Start Data section

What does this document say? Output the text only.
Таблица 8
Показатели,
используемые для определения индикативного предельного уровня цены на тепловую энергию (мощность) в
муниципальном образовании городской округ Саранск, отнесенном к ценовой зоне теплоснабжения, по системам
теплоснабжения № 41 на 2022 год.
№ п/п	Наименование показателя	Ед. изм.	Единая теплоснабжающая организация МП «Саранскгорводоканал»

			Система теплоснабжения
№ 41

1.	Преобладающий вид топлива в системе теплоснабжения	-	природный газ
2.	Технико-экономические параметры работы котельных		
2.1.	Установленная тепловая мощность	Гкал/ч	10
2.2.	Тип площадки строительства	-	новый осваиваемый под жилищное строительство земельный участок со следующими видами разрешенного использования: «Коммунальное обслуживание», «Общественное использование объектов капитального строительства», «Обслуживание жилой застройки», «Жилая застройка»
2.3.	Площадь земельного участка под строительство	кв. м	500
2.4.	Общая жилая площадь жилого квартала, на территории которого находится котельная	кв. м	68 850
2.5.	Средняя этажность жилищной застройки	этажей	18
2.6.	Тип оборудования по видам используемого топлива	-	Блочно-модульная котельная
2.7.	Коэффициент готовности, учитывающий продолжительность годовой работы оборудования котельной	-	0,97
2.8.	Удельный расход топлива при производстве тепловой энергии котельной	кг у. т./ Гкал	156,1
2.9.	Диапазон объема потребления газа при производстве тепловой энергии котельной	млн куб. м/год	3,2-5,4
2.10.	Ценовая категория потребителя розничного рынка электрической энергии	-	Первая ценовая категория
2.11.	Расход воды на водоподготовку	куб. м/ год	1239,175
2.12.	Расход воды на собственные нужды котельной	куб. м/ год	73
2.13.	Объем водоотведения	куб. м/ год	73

End Data section

Set down all of the entries exactly, please.

Finished task ▸
What does this document say? Output the text only.
Таблица 8
Показатели,
используемые для определения индикативного предельного уровня цены на тепловую энергию (мощность) в
муниципальном образовании городской округ Саранск, отнесенном к ценовой зоне теплоснабжения, по системам
теплоснабжения № 41 на 2022 год.
№ п/п	Наименование показателя	Ед. изм.	Единая теплоснабжающая организация МП «Саранскгорводоканал»

			Система теплоснабжения
№ 41

1.	Преобладающий вид топлива в системе теплоснабжения	-	природный газ
2.	Технико-экономические параметры работы котельных		
2.1.	Установленная тепловая мощность	Гкал/ч	10
2.2.	Тип площадки строительства	-	новый осваиваемый под жилищное строительство земельный участок со следующими видами разрешенного использования: «Коммунальное обслуживание», «Общественное использование объектов капитального строительства», «Обслуживание жилой застройки», «Жилая застройка»
2.3.	Площадь земельного участка под строительство	кв. м	500
2.4.	Общая жилая площадь жилого квартала, на территории которого находится котельная	кв. м	68 850
2.5.	Средняя этажность жилищной застройки	этажей	18
2.6.	Тип оборудования по видам используемого топлива	-	Блочно-модульная котельная
2.7.	Коэффициент готовности, учитывающий продолжительность годовой работы оборудования котельной	-	0,97
2.8.	Удельный расход топлива при производстве тепловой энергии котельной	кг у. т./ Гкал	156,1
2.9.	Диапазон объема потребления газа при производстве тепловой энергии котельной	млн куб. м/год	3,2-5,4
2.10.	Ценовая категория потребителя розничного рынка электрической энергии	-	Первая ценовая категория
2.11.	Расход воды на водоподготовку	куб. м/ год	1239,175
2.12.	Расход воды на собственные нужды котельной	куб. м/ год	73
2.13.	Объем водоотведения	куб. м/ год	73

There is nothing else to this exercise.